■ Data shown ■
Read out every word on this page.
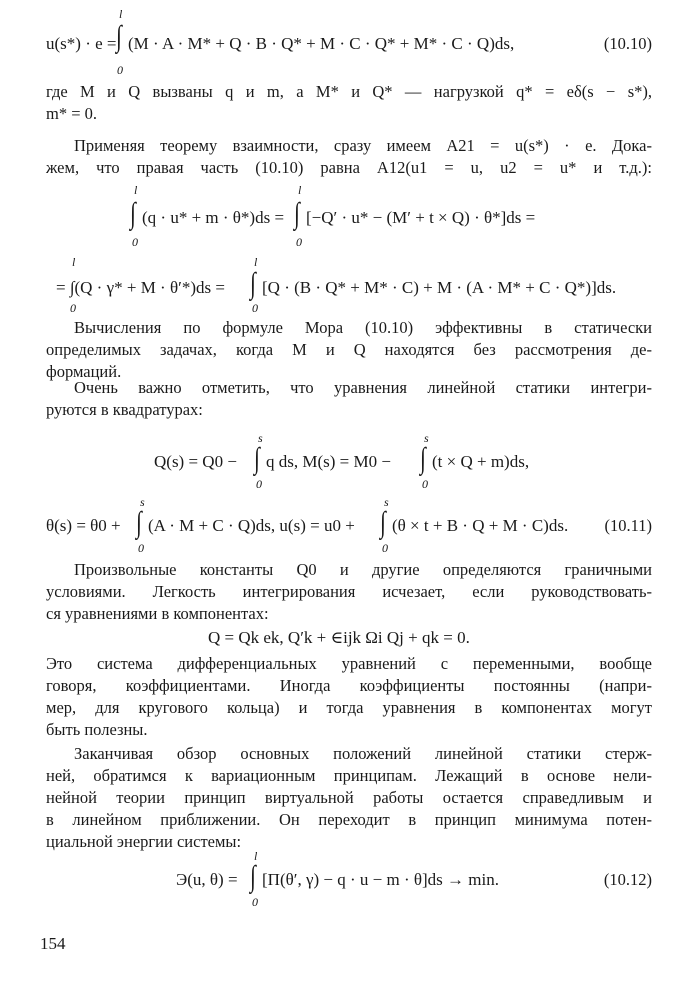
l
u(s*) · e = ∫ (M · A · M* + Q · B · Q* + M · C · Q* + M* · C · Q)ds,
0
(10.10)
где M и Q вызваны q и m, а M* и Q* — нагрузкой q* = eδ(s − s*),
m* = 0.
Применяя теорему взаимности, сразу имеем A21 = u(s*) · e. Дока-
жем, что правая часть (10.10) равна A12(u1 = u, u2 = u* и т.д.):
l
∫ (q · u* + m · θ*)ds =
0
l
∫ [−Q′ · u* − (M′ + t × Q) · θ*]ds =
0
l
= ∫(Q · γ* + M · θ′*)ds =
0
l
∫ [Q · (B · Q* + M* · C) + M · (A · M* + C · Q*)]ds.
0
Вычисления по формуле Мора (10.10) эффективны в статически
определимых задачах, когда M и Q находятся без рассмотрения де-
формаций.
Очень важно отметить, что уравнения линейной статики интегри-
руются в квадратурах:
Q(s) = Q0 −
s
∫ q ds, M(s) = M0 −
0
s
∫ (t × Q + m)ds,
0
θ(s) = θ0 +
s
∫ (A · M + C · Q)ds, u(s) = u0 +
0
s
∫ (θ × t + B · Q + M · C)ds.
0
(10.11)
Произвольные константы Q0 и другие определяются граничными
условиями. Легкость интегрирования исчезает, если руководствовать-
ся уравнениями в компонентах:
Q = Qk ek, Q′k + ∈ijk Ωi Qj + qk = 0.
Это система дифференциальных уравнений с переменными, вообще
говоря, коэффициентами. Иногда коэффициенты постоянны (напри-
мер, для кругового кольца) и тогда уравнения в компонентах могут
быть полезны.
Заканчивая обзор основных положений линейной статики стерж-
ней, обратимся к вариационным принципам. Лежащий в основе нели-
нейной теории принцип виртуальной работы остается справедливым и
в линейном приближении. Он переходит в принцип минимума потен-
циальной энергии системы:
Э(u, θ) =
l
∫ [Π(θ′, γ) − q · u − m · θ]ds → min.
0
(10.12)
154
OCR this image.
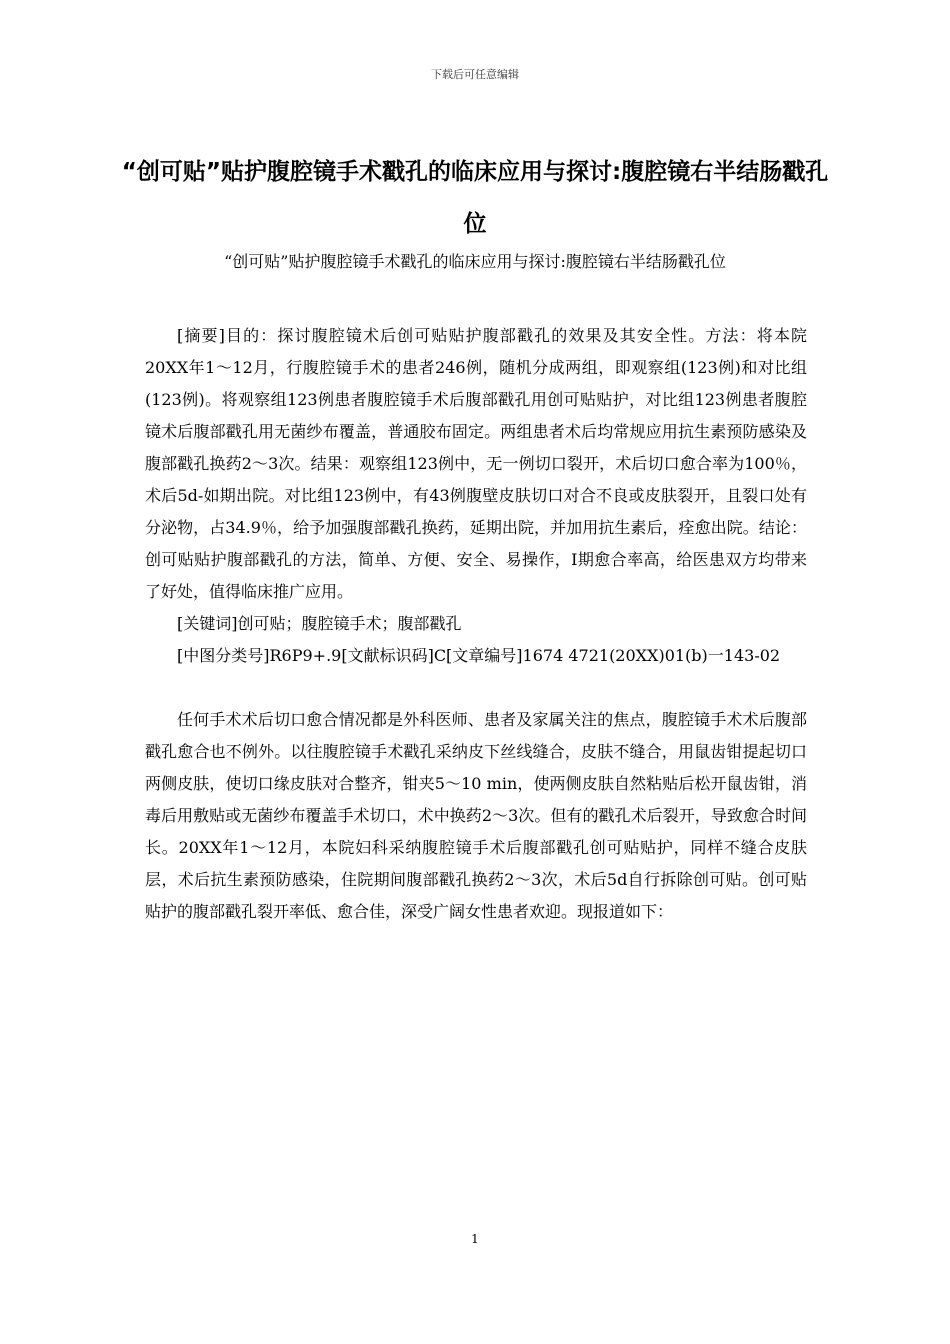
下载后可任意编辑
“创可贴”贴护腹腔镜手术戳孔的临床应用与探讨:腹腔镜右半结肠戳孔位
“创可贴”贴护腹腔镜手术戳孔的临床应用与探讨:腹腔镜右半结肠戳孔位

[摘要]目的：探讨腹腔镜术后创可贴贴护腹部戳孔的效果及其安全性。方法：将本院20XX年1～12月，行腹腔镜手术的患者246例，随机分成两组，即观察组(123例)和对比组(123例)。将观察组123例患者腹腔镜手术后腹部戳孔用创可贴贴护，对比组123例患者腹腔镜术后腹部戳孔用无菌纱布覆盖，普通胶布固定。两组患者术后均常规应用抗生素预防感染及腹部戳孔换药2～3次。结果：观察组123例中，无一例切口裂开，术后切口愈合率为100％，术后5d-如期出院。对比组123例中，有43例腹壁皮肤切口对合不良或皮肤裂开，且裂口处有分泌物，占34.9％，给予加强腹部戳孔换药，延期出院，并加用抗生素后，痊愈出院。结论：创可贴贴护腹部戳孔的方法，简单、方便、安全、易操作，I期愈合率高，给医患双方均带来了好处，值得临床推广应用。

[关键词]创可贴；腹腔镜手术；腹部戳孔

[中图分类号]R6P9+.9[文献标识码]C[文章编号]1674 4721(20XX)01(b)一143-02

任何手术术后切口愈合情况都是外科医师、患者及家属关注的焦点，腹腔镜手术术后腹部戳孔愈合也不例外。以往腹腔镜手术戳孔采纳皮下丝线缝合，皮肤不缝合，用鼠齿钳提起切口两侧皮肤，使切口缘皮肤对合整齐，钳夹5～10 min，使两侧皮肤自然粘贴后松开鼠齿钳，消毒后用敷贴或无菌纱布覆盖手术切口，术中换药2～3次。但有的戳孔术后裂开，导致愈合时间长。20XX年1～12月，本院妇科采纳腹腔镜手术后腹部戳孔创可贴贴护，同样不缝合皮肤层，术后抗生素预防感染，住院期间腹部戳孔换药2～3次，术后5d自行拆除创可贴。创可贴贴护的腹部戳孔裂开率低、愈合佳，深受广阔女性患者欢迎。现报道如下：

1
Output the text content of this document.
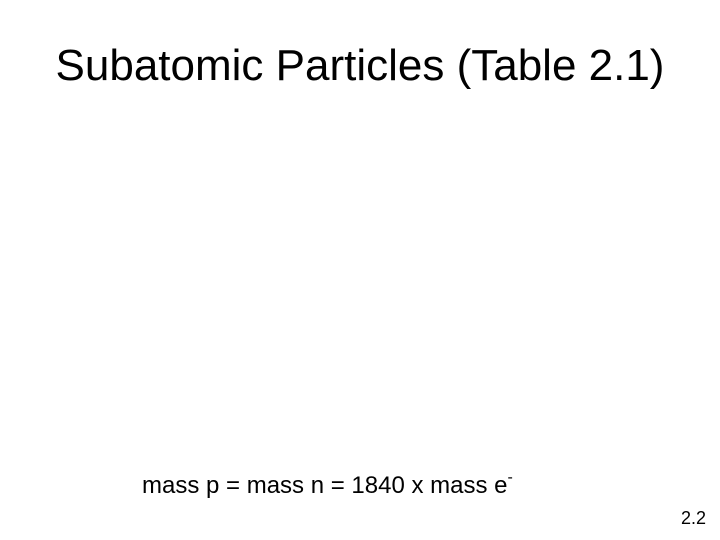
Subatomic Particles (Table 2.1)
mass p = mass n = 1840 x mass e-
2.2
* * *
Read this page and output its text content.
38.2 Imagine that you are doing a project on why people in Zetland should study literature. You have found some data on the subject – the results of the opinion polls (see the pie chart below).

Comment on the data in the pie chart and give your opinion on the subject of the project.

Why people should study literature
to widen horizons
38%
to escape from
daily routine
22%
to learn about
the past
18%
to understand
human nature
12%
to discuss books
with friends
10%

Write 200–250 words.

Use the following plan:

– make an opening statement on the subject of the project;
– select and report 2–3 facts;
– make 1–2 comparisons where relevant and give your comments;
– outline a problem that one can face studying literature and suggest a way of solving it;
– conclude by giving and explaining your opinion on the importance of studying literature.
--
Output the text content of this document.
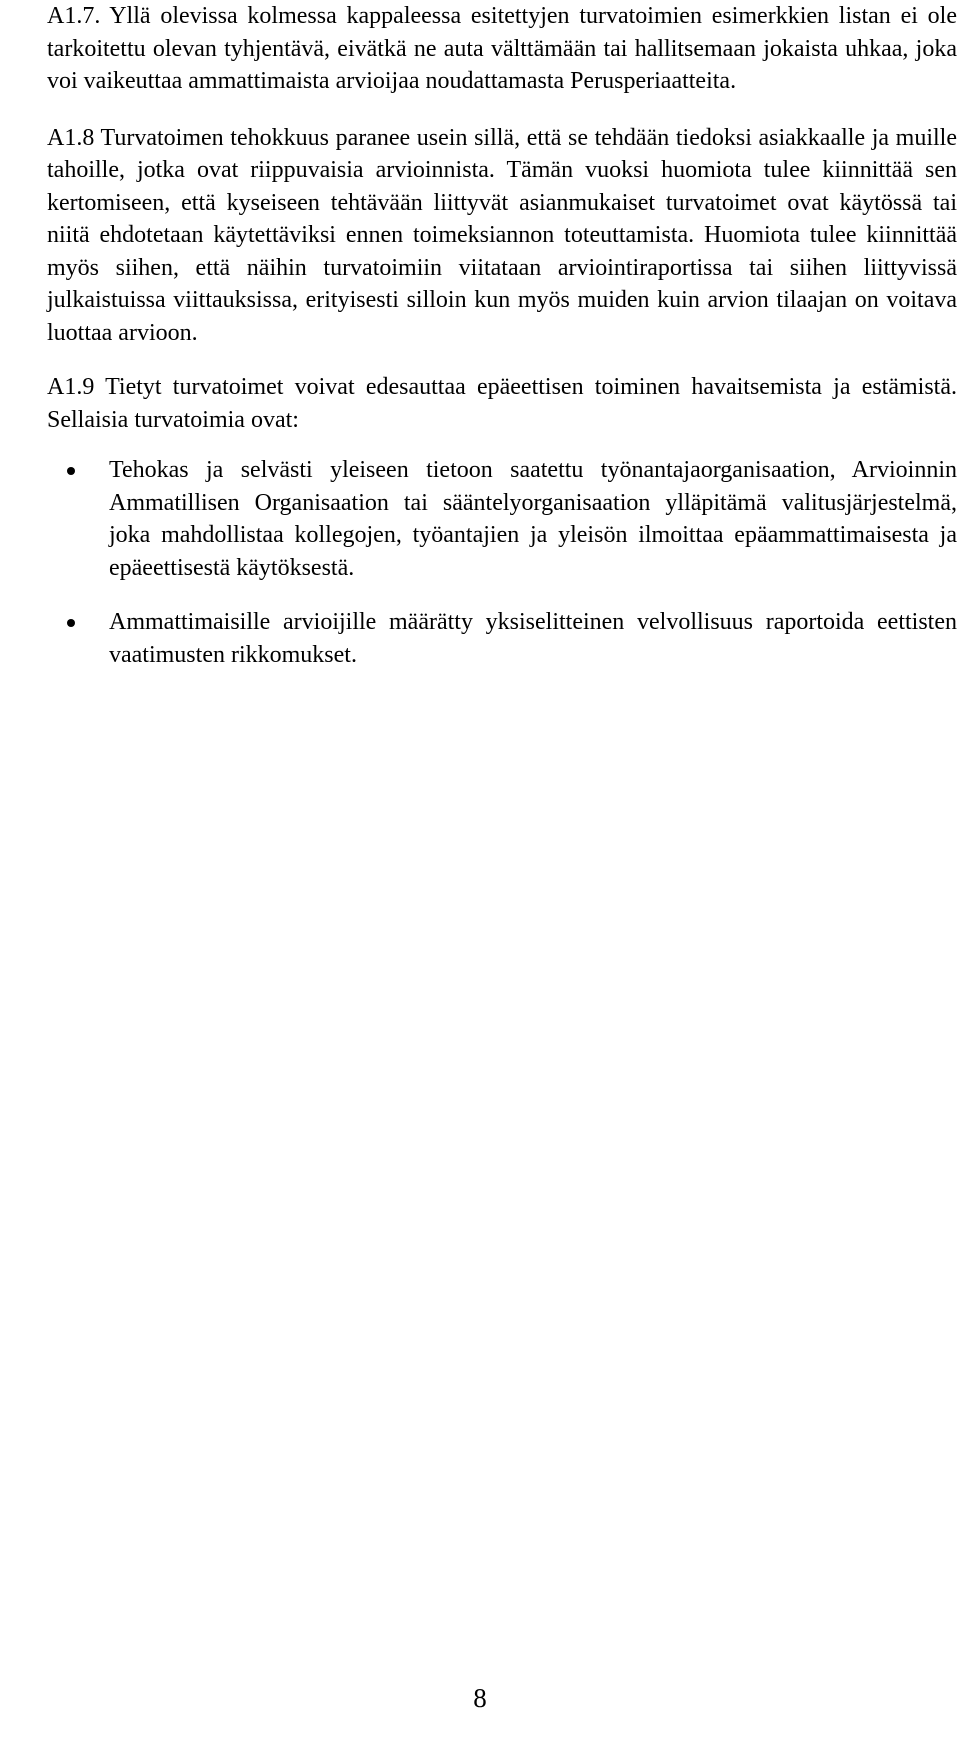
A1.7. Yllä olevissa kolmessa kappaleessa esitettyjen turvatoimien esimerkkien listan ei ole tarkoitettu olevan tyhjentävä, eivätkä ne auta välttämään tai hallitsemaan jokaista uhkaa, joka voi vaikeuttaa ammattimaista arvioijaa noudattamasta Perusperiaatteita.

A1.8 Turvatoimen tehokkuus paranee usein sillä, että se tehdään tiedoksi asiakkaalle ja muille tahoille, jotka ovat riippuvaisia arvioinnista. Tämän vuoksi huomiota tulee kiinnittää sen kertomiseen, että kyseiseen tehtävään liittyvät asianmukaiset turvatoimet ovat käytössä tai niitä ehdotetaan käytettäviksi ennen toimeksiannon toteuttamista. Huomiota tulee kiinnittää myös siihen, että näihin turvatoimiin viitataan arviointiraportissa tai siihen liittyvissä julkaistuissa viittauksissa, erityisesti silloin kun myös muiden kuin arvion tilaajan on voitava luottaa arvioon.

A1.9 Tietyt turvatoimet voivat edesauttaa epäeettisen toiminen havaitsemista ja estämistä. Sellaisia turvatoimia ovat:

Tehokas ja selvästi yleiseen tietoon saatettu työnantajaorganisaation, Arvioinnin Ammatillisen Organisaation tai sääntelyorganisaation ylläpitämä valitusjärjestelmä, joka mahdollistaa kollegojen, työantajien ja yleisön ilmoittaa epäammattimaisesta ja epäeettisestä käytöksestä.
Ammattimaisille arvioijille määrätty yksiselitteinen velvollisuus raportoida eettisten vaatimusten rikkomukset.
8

■ Problem to solve ■
Which lines of the material contain the string "Read"? List each of them.

■ Reply ■
Read out every word on this page.
Read this page and output its text content.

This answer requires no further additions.